▶ **Data extracted from a collection**
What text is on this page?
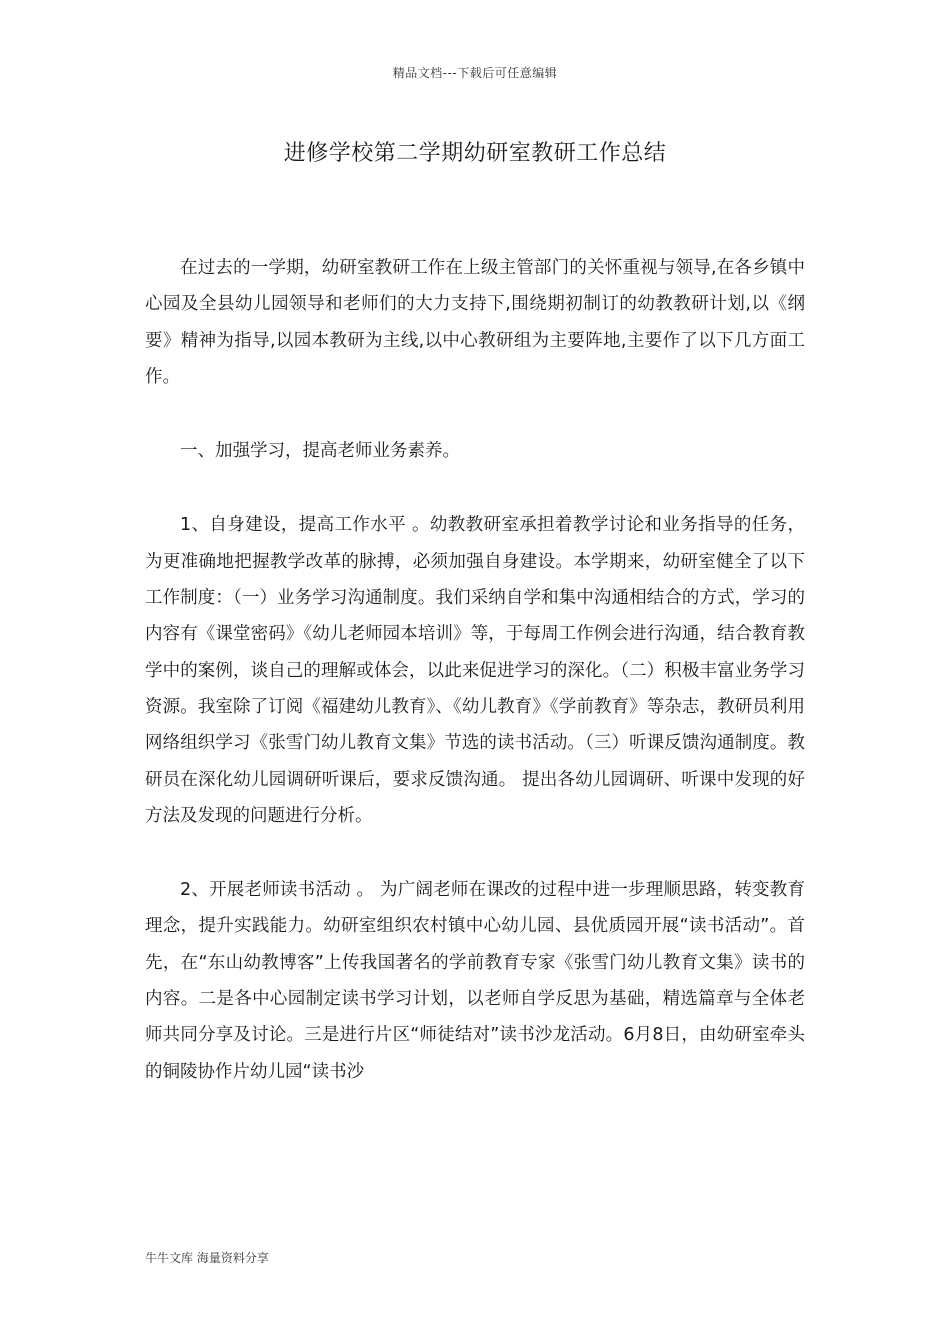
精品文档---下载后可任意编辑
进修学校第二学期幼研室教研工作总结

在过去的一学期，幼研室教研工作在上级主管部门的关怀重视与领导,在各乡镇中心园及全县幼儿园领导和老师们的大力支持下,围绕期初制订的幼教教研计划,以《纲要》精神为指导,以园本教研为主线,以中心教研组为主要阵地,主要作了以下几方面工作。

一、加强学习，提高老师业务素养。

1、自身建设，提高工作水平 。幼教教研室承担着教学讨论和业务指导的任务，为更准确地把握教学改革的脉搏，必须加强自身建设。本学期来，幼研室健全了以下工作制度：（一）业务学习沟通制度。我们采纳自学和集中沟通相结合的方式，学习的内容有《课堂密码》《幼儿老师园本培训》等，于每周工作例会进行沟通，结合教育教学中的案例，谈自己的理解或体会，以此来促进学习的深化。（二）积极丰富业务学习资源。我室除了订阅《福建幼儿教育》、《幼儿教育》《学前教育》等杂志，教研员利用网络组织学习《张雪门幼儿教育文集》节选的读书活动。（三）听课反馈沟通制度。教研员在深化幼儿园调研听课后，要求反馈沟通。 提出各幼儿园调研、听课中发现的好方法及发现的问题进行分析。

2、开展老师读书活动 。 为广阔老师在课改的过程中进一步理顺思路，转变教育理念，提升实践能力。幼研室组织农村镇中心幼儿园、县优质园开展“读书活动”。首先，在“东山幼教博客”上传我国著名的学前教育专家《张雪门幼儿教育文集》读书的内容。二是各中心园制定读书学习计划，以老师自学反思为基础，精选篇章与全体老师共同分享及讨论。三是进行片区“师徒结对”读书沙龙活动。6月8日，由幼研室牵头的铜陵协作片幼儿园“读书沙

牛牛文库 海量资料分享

▶ **Direction**
Restate the entire listing word for word, excluding pictures.

▶ **Answer for the task**
What text is on this page?
精品文档---下载后可任意编辑
进修学校第二学期幼研室教研工作总结

在过去的一学期，幼研室教研工作在上级主管部门的关怀重视与领导,在各乡镇中心园及全县幼儿园领导和老师们的大力支持下,围绕期初制订的幼教教研计划,以《纲要》精神为指导,以园本教研为主线,以中心教研组为主要阵地,主要作了以下几方面工作。

一、加强学习，提高老师业务素养。

1、自身建设，提高工作水平 。幼教教研室承担着教学讨论和业务指导的任务，为更准确地把握教学改革的脉搏，必须加强自身建设。本学期来，幼研室健全了以下工作制度：（一）业务学习沟通制度。我们采纳自学和集中沟通相结合的方式，学习的内容有《课堂密码》《幼儿老师园本培训》等，于每周工作例会进行沟通，结合教育教学中的案例，谈自己的理解或体会，以此来促进学习的深化。（二）积极丰富业务学习资源。我室除了订阅《福建幼儿教育》、《幼儿教育》《学前教育》等杂志，教研员利用网络组织学习《张雪门幼儿教育文集》节选的读书活动。（三）听课反馈沟通制度。教研员在深化幼儿园调研听课后，要求反馈沟通。 提出各幼儿园调研、听课中发现的好方法及发现的问题进行分析。

2、开展老师读书活动 。 为广阔老师在课改的过程中进一步理顺思路，转变教育理念，提升实践能力。幼研室组织农村镇中心幼儿园、县优质园开展“读书活动”。首先，在“东山幼教博客”上传我国著名的学前教育专家《张雪门幼儿教育文集》读书的内容。二是各中心园制定读书学习计划，以老师自学反思为基础，精选篇章与全体老师共同分享及讨论。三是进行片区“师徒结对”读书沙龙活动。6月8日，由幼研室牵头的铜陵协作片幼儿园“读书沙

牛牛文库 海量资料分享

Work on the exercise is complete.